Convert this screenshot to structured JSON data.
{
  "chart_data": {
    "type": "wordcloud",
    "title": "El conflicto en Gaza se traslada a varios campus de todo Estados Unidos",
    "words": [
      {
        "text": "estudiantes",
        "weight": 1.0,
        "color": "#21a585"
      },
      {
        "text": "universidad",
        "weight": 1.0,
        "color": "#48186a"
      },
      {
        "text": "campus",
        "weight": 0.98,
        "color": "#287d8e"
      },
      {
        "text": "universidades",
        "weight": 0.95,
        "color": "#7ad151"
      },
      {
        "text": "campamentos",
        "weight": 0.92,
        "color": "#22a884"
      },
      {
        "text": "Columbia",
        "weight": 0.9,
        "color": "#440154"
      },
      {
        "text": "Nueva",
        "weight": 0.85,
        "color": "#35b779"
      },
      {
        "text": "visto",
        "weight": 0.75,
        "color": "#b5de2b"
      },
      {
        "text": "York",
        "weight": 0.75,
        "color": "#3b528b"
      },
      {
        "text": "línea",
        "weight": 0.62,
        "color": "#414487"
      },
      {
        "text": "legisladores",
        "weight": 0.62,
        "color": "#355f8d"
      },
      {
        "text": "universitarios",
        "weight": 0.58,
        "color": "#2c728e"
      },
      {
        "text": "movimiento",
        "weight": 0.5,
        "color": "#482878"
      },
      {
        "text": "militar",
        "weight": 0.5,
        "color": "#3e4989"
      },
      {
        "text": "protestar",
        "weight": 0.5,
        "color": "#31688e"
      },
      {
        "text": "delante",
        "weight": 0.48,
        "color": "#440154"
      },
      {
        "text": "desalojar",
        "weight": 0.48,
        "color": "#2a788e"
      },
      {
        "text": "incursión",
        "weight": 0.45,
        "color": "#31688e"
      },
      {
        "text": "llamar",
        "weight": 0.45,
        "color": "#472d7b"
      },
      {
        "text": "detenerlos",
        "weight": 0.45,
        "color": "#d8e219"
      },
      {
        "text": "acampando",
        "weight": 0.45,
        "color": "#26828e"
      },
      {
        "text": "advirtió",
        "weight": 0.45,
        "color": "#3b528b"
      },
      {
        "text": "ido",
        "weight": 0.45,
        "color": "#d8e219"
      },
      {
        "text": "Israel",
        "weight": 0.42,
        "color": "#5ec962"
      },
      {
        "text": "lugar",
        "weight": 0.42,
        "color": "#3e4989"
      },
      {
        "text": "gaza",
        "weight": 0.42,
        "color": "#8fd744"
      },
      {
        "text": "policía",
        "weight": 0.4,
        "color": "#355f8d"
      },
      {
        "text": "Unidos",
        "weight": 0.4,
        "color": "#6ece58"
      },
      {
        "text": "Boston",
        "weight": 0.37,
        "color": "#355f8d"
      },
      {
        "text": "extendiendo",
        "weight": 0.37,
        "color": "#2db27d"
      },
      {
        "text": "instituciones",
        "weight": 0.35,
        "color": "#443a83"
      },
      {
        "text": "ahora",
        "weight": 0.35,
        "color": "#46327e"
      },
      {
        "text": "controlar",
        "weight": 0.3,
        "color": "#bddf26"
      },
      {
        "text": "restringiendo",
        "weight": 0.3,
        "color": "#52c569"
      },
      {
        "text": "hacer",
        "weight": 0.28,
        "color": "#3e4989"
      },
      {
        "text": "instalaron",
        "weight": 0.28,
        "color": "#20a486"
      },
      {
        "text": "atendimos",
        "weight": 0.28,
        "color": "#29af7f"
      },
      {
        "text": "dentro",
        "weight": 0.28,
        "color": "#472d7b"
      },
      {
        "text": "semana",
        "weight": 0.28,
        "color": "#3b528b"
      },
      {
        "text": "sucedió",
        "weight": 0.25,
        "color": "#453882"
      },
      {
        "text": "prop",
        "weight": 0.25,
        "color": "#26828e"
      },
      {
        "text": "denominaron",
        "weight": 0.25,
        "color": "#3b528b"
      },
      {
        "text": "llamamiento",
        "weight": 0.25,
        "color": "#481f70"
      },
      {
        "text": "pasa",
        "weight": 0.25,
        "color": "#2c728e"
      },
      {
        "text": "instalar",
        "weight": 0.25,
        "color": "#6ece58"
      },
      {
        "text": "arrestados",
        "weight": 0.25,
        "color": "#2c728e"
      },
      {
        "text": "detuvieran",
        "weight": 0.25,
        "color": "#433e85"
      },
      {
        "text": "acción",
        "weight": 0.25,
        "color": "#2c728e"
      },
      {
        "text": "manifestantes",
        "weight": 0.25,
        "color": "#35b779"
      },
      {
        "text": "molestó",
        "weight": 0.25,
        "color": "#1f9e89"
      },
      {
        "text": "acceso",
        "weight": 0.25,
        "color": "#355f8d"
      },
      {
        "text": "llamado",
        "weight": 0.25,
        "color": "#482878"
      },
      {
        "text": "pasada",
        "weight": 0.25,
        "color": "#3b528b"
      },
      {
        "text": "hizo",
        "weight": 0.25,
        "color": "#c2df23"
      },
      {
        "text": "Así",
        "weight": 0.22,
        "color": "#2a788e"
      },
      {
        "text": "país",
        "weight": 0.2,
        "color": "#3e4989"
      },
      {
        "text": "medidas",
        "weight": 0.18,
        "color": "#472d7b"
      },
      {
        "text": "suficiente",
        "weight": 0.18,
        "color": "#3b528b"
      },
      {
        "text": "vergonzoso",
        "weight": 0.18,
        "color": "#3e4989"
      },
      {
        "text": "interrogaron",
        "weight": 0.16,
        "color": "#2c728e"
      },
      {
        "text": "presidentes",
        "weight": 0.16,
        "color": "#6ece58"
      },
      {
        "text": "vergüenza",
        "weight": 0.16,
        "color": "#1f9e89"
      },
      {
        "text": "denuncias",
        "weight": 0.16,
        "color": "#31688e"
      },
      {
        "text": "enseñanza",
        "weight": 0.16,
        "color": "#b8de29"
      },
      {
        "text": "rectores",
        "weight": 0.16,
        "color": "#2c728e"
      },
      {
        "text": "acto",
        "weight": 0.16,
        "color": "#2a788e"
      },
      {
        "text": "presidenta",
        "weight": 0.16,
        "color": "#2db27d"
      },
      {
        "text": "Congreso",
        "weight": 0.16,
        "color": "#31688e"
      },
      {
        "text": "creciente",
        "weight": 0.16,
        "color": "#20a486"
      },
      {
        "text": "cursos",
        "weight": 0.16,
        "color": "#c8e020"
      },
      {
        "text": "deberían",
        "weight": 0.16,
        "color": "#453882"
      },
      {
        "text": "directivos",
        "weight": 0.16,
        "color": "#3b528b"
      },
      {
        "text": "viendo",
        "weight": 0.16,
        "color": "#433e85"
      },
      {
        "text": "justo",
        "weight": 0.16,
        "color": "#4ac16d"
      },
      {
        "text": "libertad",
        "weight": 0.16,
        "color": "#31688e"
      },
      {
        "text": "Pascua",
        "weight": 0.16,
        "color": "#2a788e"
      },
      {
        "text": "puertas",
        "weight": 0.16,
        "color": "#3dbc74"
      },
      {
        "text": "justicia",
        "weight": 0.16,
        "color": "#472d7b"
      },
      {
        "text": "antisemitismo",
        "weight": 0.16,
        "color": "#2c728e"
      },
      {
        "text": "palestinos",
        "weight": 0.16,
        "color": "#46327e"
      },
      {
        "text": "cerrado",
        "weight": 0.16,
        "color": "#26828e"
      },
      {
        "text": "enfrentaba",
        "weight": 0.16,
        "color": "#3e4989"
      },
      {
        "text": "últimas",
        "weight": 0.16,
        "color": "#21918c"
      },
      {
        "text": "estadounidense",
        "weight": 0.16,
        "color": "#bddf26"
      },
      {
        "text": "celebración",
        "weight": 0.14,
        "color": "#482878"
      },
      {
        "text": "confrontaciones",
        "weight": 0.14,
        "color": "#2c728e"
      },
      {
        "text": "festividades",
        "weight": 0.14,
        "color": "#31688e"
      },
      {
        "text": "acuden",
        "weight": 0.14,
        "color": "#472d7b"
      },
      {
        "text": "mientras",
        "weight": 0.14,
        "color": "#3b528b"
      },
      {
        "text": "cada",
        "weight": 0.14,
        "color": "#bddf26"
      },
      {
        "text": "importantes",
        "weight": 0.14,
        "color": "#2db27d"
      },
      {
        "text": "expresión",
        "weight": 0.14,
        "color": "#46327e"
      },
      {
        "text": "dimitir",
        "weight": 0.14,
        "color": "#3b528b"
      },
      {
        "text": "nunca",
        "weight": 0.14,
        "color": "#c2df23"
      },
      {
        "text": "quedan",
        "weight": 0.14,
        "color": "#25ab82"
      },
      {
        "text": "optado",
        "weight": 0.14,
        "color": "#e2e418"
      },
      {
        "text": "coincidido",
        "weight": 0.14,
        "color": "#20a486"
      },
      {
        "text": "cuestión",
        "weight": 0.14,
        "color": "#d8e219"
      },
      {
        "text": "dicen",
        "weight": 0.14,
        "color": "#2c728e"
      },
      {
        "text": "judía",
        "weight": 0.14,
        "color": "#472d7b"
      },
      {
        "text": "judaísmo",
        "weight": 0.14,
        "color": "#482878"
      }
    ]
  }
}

------

**What to do:** Look through the entries and find each line that has the string "campus". Copy those lines.

**Written reply:**
    "title": "El conflicto en Gaza se traslada a varios campus de todo Estados Unidos",
        "text": "campus",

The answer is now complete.